● **Source text**
· · ·

Add Jarníková, et al, 2022 to publications page

SKOG, the SalishSeaCast carbonate chemistry model.

salishsea_site/templates/about/publications.mako

@@ -127,6 +127,23 @@
             https://doi.org/10.5194/os-2021-66
           </a>
         </p>
+
+      <h2>SKOG, the carbonate chemistry component of SalishSeaCast</h2>
+      <p>
+        The three-dimensional carbonate chemistry model was developed and used to determine 
+        the anthropogenic increase in Salish Sea coastal carbon content in:
+      </p>
+      <p>
+        Jarníková T., Ianson D., Allen S.E., Shao A.E., Olson E.M.. 2022.
+        Anthropogenic carbon increase has caused critical shifts in aragonite saturation
+        across a sensitive coastal system.
+        <em>Global Biogeochemical Cycles</em>, 36(7).
+      </p>
+      <p>
+        <a href="https://doi.org/10.1029/2021GB007024">
+          https://doi.org/10.1029/2021GB007024
+        </a>
+      </p>
     </div>
   </div>
 
@@ -346,7 +363,7 @@ have been described in many other tidally influenced coastal systems.",
       <h3>
         Jarníková, <em>et al</em>, 2021. 
         A clustering approach to determine biophysical provinces and physical drivers of 
-        productivity dynamics in a complex coastal sea.

· · ·

● **What you will do**
- A) In two sentences, summarize the publications page change.
- B) Copy the publications page change from "salishsea_site/templates/about/publications.mako" up to and including "Olson E.M.. 2022.", substituting "ocean chemistry" for "carbonate chemistry" at each occurrence.

· · ·

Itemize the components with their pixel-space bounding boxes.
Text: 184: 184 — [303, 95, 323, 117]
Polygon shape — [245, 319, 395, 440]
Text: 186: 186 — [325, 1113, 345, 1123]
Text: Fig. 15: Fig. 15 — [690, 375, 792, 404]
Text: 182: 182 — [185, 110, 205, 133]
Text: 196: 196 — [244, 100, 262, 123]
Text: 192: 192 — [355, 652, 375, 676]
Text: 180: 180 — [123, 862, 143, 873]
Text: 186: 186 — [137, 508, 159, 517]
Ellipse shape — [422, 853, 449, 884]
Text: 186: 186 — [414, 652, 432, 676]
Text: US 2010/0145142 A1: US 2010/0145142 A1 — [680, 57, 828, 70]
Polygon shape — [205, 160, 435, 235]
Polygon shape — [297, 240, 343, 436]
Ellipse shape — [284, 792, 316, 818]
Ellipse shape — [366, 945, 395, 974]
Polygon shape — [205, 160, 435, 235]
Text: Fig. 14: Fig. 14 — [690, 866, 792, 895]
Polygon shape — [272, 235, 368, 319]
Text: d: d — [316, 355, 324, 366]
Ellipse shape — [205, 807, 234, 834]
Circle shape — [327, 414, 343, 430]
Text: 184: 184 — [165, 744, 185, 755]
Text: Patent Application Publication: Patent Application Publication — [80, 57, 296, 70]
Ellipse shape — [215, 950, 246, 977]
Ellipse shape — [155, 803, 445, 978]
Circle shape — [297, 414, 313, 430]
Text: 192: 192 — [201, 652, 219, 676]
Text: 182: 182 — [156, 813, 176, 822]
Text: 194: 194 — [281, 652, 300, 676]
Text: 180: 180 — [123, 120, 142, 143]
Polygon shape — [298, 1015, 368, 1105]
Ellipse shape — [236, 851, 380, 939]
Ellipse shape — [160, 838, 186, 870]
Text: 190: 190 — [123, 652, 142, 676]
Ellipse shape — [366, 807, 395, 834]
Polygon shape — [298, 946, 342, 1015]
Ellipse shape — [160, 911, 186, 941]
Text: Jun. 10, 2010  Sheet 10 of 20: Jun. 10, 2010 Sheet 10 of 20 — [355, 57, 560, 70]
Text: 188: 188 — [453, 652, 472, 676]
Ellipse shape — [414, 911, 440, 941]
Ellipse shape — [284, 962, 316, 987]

· · ·

● **Answers per task**
- A) The change adds Jarníková et al., 2022 to the publications page under a new heading, "SKOG, the carbonate chemistry component of SalishSeaCast." The entry says this three-dimensional carbonate chemistry model was developed and used to determine the anthropogenic increase in Salish Sea coastal carbon content, and it cites the 2022 paper in Global Biogeochemical Cycles, 36(7), with its DOI link.

- B)
salishsea_site/templates/about/publications.mako

@@ -127,6 +127,23 @@
             https://doi.org/10.5194/os-2021-66
           </a>
         </p>
+
+      <h2>SKOG, the ocean chemistry component of SalishSeaCast</h2>
+      <p>
+        The three-dimensional ocean chemistry model was developed and used to determine 
+        the anthropogenic increase in Salish Sea coastal carbon content in:
+      </p>
+      <p>
+        Jarníková T., Ianson D., Allen S.E., Shao A.E., Olson E.M.. 2022.